Collection entries
----------------
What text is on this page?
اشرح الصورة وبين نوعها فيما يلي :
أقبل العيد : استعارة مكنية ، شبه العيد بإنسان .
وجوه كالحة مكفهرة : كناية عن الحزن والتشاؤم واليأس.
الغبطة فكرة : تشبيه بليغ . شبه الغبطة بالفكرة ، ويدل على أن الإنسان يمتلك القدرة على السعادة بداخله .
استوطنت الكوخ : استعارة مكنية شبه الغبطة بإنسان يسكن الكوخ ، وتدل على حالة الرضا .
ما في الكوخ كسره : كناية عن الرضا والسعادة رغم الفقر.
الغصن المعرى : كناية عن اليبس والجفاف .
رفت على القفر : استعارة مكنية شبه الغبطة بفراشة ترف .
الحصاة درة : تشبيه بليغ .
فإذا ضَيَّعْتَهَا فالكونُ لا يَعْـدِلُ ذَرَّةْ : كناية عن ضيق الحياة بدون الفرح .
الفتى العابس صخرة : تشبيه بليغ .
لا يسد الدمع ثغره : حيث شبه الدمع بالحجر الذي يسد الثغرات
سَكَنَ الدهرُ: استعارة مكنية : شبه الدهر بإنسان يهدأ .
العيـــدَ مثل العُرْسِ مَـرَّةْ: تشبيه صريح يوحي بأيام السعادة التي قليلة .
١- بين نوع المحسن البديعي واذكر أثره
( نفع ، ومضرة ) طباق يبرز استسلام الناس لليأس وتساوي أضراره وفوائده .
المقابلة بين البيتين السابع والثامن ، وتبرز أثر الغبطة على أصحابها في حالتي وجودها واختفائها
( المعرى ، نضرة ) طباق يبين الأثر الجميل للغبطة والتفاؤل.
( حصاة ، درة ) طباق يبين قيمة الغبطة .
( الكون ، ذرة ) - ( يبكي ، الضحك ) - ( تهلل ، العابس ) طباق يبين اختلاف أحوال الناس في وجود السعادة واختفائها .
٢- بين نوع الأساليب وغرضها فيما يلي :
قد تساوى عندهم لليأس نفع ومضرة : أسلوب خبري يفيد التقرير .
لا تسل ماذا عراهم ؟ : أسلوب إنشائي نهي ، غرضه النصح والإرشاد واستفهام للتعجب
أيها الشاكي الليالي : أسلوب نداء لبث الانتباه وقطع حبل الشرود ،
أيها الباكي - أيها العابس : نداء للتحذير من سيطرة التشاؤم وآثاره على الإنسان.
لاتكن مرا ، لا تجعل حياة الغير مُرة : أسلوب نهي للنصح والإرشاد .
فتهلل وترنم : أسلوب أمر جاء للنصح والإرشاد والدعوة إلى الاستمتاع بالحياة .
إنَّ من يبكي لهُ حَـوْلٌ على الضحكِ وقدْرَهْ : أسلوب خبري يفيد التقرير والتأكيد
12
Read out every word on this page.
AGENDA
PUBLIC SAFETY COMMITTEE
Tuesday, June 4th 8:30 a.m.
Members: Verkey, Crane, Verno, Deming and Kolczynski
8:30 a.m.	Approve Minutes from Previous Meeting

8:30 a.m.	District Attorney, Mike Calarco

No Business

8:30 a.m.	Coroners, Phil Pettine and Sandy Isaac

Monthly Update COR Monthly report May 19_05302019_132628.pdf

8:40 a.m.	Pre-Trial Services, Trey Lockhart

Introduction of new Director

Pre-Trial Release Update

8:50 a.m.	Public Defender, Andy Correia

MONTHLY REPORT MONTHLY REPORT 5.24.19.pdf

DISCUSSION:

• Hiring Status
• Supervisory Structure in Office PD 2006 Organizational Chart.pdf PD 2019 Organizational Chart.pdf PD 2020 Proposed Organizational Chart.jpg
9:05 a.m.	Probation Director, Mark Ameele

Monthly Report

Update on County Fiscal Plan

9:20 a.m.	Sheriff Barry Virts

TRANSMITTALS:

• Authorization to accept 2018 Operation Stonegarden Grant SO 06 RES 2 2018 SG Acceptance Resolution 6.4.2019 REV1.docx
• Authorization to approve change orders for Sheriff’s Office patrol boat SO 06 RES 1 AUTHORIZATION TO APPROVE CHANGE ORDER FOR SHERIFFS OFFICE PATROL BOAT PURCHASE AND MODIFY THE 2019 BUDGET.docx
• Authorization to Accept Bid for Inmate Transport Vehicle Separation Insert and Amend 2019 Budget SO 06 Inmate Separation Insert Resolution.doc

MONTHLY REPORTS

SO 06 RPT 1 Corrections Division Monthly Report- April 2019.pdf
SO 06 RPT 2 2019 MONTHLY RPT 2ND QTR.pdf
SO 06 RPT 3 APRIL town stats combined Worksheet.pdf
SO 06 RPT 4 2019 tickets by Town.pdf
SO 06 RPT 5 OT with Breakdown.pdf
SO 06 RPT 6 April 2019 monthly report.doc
----------------
▶ Brief:
Working from the entries above, return all lines that contain "طباق".

▶ Result for this exercise:
( نفع ، ومضرة ) طباق يبرز استسلام الناس لليأس وتساوي أضراره وفوائده .
( المعرى ، نضرة ) طباق يبين الأثر الجميل للغبطة والتفاؤل.
( حصاة ، درة ) طباق يبين قيمة الغبطة .
( الكون ، ذرة ) - ( يبكي ، الضحك ) - ( تهلل ، العابس ) طباق يبين اختلاف أحوال الناس في وجود السعادة واختفائها .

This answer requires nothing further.